__STATED PROBLEM__
Transcribe all of the material exactly. Any picture in it should be left out.

__DATA PROVIDED__

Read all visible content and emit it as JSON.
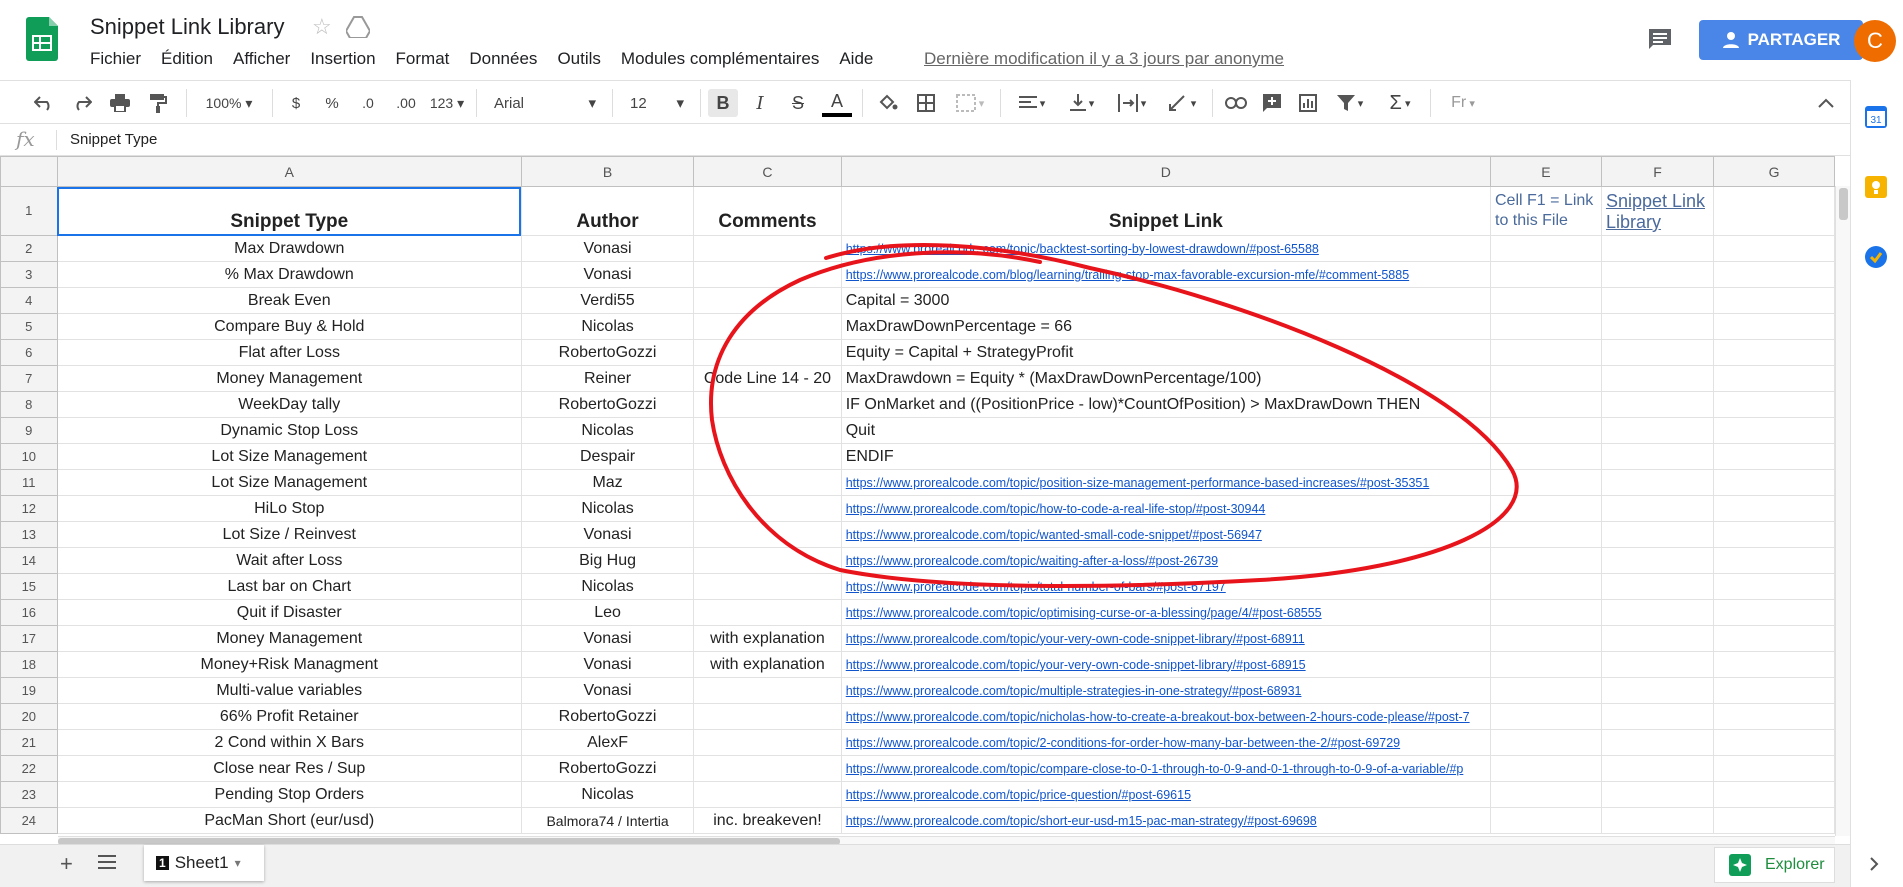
{
  "header": {
    "title": "Snippet Link Library",
    "menu": [
      "Fichier",
      "Édition",
      "Afficher",
      "Insertion",
      "Format",
      "Données",
      "Outils",
      "Modules complémentaires",
      "Aide"
    ],
    "last_modified": "Dernière modification il y a 3 jours par anonyme",
    "share_label": "PARTAGER",
    "avatar_letter": "C"
  },
  "toolbar": {
    "zoom": "100%",
    "currency": "$",
    "percent": "%",
    "dec_decrease": ".0",
    "dec_increase": ".00",
    "format_more": "123",
    "font": "Arial",
    "font_size": "12",
    "bold": "B",
    "italic": "I",
    "strike": "S",
    "text_color": "A",
    "input_tools": "Fr"
  },
  "formula": {
    "fx": "fx",
    "value": "Snippet Type"
  },
  "columns": [
    "A",
    "B",
    "C",
    "D",
    "E",
    "F",
    "G"
  ],
  "header_row": {
    "a": "Snippet Type",
    "b": "Author",
    "c": "Comments",
    "d": "Snippet Link",
    "e": "Cell F1 = Link to this File",
    "f": "Snippet Link Library"
  },
  "rows": [
    {
      "n": "2",
      "a": "Max Drawdown",
      "b": "Vonasi",
      "c": "",
      "d": "https://www.prorealcode.com/topic/backtest-sorting-by-lowest-drawdown/#post-65588",
      "link": true
    },
    {
      "n": "3",
      "a": "% Max Drawdown",
      "b": "Vonasi",
      "c": "",
      "d": "https://www.prorealcode.com/blog/learning/trailing-stop-max-favorable-excursion-mfe/#comment-5885",
      "link": true
    },
    {
      "n": "4",
      "a": "Break Even",
      "b": "Verdi55",
      "c": "",
      "d": "Capital = 3000",
      "link": false
    },
    {
      "n": "5",
      "a": "Compare Buy & Hold",
      "b": "Nicolas",
      "c": "",
      "d": "MaxDrawDownPercentage = 66",
      "link": false
    },
    {
      "n": "6",
      "a": "Flat after Loss",
      "b": "RobertoGozzi",
      "c": "",
      "d": "Equity = Capital + StrategyProfit",
      "link": false
    },
    {
      "n": "7",
      "a": "Money Management",
      "b": "Reiner",
      "c": "Code Line 14 - 20",
      "d": "MaxDrawdown = Equity * (MaxDrawDownPercentage/100)",
      "link": false
    },
    {
      "n": "8",
      "a": "WeekDay tally",
      "b": "RobertoGozzi",
      "c": "",
      "d": "IF OnMarket and ((PositionPrice - low)*CountOfPosition) > MaxDrawDown THEN",
      "link": false
    },
    {
      "n": "9",
      "a": "Dynamic Stop Loss",
      "b": "Nicolas",
      "c": "",
      "d": "Quit",
      "link": false
    },
    {
      "n": "10",
      "a": "Lot Size Management",
      "b": "Despair",
      "c": "",
      "d": "ENDIF",
      "link": false
    },
    {
      "n": "11",
      "a": "Lot Size Management",
      "b": "Maz",
      "c": "",
      "d": "https://www.prorealcode.com/topic/position-size-management-performance-based-increases/#post-35351",
      "link": true
    },
    {
      "n": "12",
      "a": "HiLo Stop",
      "b": "Nicolas",
      "c": "",
      "d": "https://www.prorealcode.com/topic/how-to-code-a-real-life-stop/#post-30944",
      "link": true
    },
    {
      "n": "13",
      "a": "Lot Size / Reinvest",
      "b": "Vonasi",
      "c": "",
      "d": "https://www.prorealcode.com/topic/wanted-small-code-snippet/#post-56947",
      "link": true
    },
    {
      "n": "14",
      "a": "Wait after Loss",
      "b": "Big Hug",
      "c": "",
      "d": "https://www.prorealcode.com/topic/waiting-after-a-loss/#post-26739",
      "link": true
    },
    {
      "n": "15",
      "a": "Last bar on Chart",
      "b": "Nicolas",
      "c": "",
      "d": "https://www.prorealcode.com/topic/total-number-of-bars/#post-67197",
      "link": true
    },
    {
      "n": "16",
      "a": "Quit if Disaster",
      "b": "Leo",
      "c": "",
      "d": "https://www.prorealcode.com/topic/optimising-curse-or-a-blessing/page/4/#post-68555",
      "link": true
    },
    {
      "n": "17",
      "a": "Money Management",
      "b": "Vonasi",
      "c": "with explanation",
      "d": "https://www.prorealcode.com/topic/your-very-own-code-snippet-library/#post-68911",
      "link": true
    },
    {
      "n": "18",
      "a": "Money+Risk Managment",
      "b": "Vonasi",
      "c": "with explanation",
      "d": "https://www.prorealcode.com/topic/your-very-own-code-snippet-library/#post-68915",
      "link": true
    },
    {
      "n": "19",
      "a": "Multi-value variables",
      "b": "Vonasi",
      "c": "",
      "d": "https://www.prorealcode.com/topic/multiple-strategies-in-one-strategy/#post-68931",
      "link": true
    },
    {
      "n": "20",
      "a": "66% Profit Retainer",
      "b": "RobertoGozzi",
      "c": "",
      "d": "https://www.prorealcode.com/topic/nicholas-how-to-create-a-breakout-box-between-2-hours-code-please/#post-7",
      "link": true
    },
    {
      "n": "21",
      "a": "2 Cond within X Bars",
      "b": "AlexF",
      "c": "",
      "d": "https://www.prorealcode.com/topic/2-conditions-for-order-how-many-bar-between-the-2/#post-69729",
      "link": true
    },
    {
      "n": "22",
      "a": "Close near Res / Sup",
      "b": "RobertoGozzi",
      "c": "",
      "d": "https://www.prorealcode.com/topic/compare-close-to-0-1-through-to-0-9-and-0-1-through-to-0-9-of-a-variable/#p",
      "link": true
    },
    {
      "n": "23",
      "a": "Pending Stop Orders",
      "b": "Nicolas",
      "c": "",
      "d": "https://www.prorealcode.com/topic/price-question/#post-69615",
      "link": true
    },
    {
      "n": "24",
      "a": "PacMan Short (eur/usd)",
      "b": "Balmora74 / Intertia",
      "c": "inc. breakeven!",
      "d": "https://www.prorealcode.com/topic/short-eur-usd-m15-pac-man-strategy/#post-69698",
      "link": true
    }
  ],
  "bottom": {
    "sheet_name": "Sheet1",
    "sheet_number": "1",
    "explore_label": "Explorer"
  },
  "colors": {
    "accent": "#4a86e8",
    "avatar": "#ef6c00",
    "sheets_green": "#0f9d58",
    "link": "#1155cc",
    "annotation": "#e8141b"
  },
  "icons": [
    "sheets-logo-icon",
    "star-icon",
    "drive-move-icon",
    "comment-icon",
    "share-person-icon",
    "undo-icon",
    "redo-icon",
    "print-icon",
    "paint-format-icon",
    "fill-color-icon",
    "borders-icon",
    "merge-icon",
    "align-left-icon",
    "valign-bottom-icon",
    "wrap-icon",
    "rotate-icon",
    "link-icon",
    "insert-comment-icon",
    "insert-chart-icon",
    "filter-icon",
    "functions-icon",
    "collapse-icon",
    "add-sheet-icon",
    "all-sheets-icon",
    "calendar-icon",
    "keep-icon",
    "tasks-icon"
  ]
}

__FULL OUTPUT__
Read all visible content and emit it as JSON.
{
  "header": {
    "title": "Snippet Link Library",
    "menu": [
      "Fichier",
      "Édition",
      "Afficher",
      "Insertion",
      "Format",
      "Données",
      "Outils",
      "Modules complémentaires",
      "Aide"
    ],
    "last_modified": "Dernière modification il y a 3 jours par anonyme",
    "share_label": "PARTAGER",
    "avatar_letter": "C"
  },
  "toolbar": {
    "zoom": "100%",
    "currency": "$",
    "percent": "%",
    "dec_decrease": ".0",
    "dec_increase": ".00",
    "format_more": "123",
    "font": "Arial",
    "font_size": "12",
    "bold": "B",
    "italic": "I",
    "strike": "S",
    "text_color": "A",
    "input_tools": "Fr"
  },
  "formula": {
    "fx": "fx",
    "value": "Snippet Type"
  },
  "columns": [
    "A",
    "B",
    "C",
    "D",
    "E",
    "F",
    "G"
  ],
  "header_row": {
    "a": "Snippet Type",
    "b": "Author",
    "c": "Comments",
    "d": "Snippet Link",
    "e": "Cell F1 = Link to this File",
    "f": "Snippet Link Library"
  },
  "rows": [
    {
      "n": "2",
      "a": "Max Drawdown",
      "b": "Vonasi",
      "c": "",
      "d": "https://www.prorealcode.com/topic/backtest-sorting-by-lowest-drawdown/#post-65588",
      "link": true
    },
    {
      "n": "3",
      "a": "% Max Drawdown",
      "b": "Vonasi",
      "c": "",
      "d": "https://www.prorealcode.com/blog/learning/trailing-stop-max-favorable-excursion-mfe/#comment-5885",
      "link": true
    },
    {
      "n": "4",
      "a": "Break Even",
      "b": "Verdi55",
      "c": "",
      "d": "Capital = 3000",
      "link": false
    },
    {
      "n": "5",
      "a": "Compare Buy & Hold",
      "b": "Nicolas",
      "c": "",
      "d": "MaxDrawDownPercentage = 66",
      "link": false
    },
    {
      "n": "6",
      "a": "Flat after Loss",
      "b": "RobertoGozzi",
      "c": "",
      "d": "Equity = Capital + StrategyProfit",
      "link": false
    },
    {
      "n": "7",
      "a": "Money Management",
      "b": "Reiner",
      "c": "Code Line 14 - 20",
      "d": "MaxDrawdown = Equity * (MaxDrawDownPercentage/100)",
      "link": false
    },
    {
      "n": "8",
      "a": "WeekDay tally",
      "b": "RobertoGozzi",
      "c": "",
      "d": "IF OnMarket and ((PositionPrice - low)*CountOfPosition) > MaxDrawDown THEN",
      "link": false
    },
    {
      "n": "9",
      "a": "Dynamic Stop Loss",
      "b": "Nicolas",
      "c": "",
      "d": "Quit",
      "link": false
    },
    {
      "n": "10",
      "a": "Lot Size Management",
      "b": "Despair",
      "c": "",
      "d": "ENDIF",
      "link": false
    },
    {
      "n": "11",
      "a": "Lot Size Management",
      "b": "Maz",
      "c": "",
      "d": "https://www.prorealcode.com/topic/position-size-management-performance-based-increases/#post-35351",
      "link": true
    },
    {
      "n": "12",
      "a": "HiLo Stop",
      "b": "Nicolas",
      "c": "",
      "d": "https://www.prorealcode.com/topic/how-to-code-a-real-life-stop/#post-30944",
      "link": true
    },
    {
      "n": "13",
      "a": "Lot Size / Reinvest",
      "b": "Vonasi",
      "c": "",
      "d": "https://www.prorealcode.com/topic/wanted-small-code-snippet/#post-56947",
      "link": true
    },
    {
      "n": "14",
      "a": "Wait after Loss",
      "b": "Big Hug",
      "c": "",
      "d": "https://www.prorealcode.com/topic/waiting-after-a-loss/#post-26739",
      "link": true
    },
    {
      "n": "15",
      "a": "Last bar on Chart",
      "b": "Nicolas",
      "c": "",
      "d": "https://www.prorealcode.com/topic/total-number-of-bars/#post-67197",
      "link": true
    },
    {
      "n": "16",
      "a": "Quit if Disaster",
      "b": "Leo",
      "c": "",
      "d": "https://www.prorealcode.com/topic/optimising-curse-or-a-blessing/page/4/#post-68555",
      "link": true
    },
    {
      "n": "17",
      "a": "Money Management",
      "b": "Vonasi",
      "c": "with explanation",
      "d": "https://www.prorealcode.com/topic/your-very-own-code-snippet-library/#post-68911",
      "link": true
    },
    {
      "n": "18",
      "a": "Money+Risk Managment",
      "b": "Vonasi",
      "c": "with explanation",
      "d": "https://www.prorealcode.com/topic/your-very-own-code-snippet-library/#post-68915",
      "link": true
    },
    {
      "n": "19",
      "a": "Multi-value variables",
      "b": "Vonasi",
      "c": "",
      "d": "https://www.prorealcode.com/topic/multiple-strategies-in-one-strategy/#post-68931",
      "link": true
    },
    {
      "n": "20",
      "a": "66% Profit Retainer",
      "b": "RobertoGozzi",
      "c": "",
      "d": "https://www.prorealcode.com/topic/nicholas-how-to-create-a-breakout-box-between-2-hours-code-please/#post-7",
      "link": true
    },
    {
      "n": "21",
      "a": "2 Cond within X Bars",
      "b": "AlexF",
      "c": "",
      "d": "https://www.prorealcode.com/topic/2-conditions-for-order-how-many-bar-between-the-2/#post-69729",
      "link": true
    },
    {
      "n": "22",
      "a": "Close near Res / Sup",
      "b": "RobertoGozzi",
      "c": "",
      "d": "https://www.prorealcode.com/topic/compare-close-to-0-1-through-to-0-9-and-0-1-through-to-0-9-of-a-variable/#p",
      "link": true
    },
    {
      "n": "23",
      "a": "Pending Stop Orders",
      "b": "Nicolas",
      "c": "",
      "d": "https://www.prorealcode.com/topic/price-question/#post-69615",
      "link": true
    },
    {
      "n": "24",
      "a": "PacMan Short (eur/usd)",
      "b": "Balmora74 / Intertia",
      "c": "inc. breakeven!",
      "d": "https://www.prorealcode.com/topic/short-eur-usd-m15-pac-man-strategy/#post-69698",
      "link": true
    }
  ],
  "bottom": {
    "sheet_name": "Sheet1",
    "sheet_number": "1",
    "explore_label": "Explorer"
  },
  "colors": {
    "accent": "#4a86e8",
    "avatar": "#ef6c00",
    "sheets_green": "#0f9d58",
    "link": "#1155cc",
    "annotation": "#e8141b"
  },
  "icons": [
    "sheets-logo-icon",
    "star-icon",
    "drive-move-icon",
    "comment-icon",
    "share-person-icon",
    "undo-icon",
    "redo-icon",
    "print-icon",
    "paint-format-icon",
    "fill-color-icon",
    "borders-icon",
    "merge-icon",
    "align-left-icon",
    "valign-bottom-icon",
    "wrap-icon",
    "rotate-icon",
    "link-icon",
    "insert-comment-icon",
    "insert-chart-icon",
    "filter-icon",
    "functions-icon",
    "collapse-icon",
    "add-sheet-icon",
    "all-sheets-icon",
    "calendar-icon",
    "keep-icon",
    "tasks-icon"
  ]
}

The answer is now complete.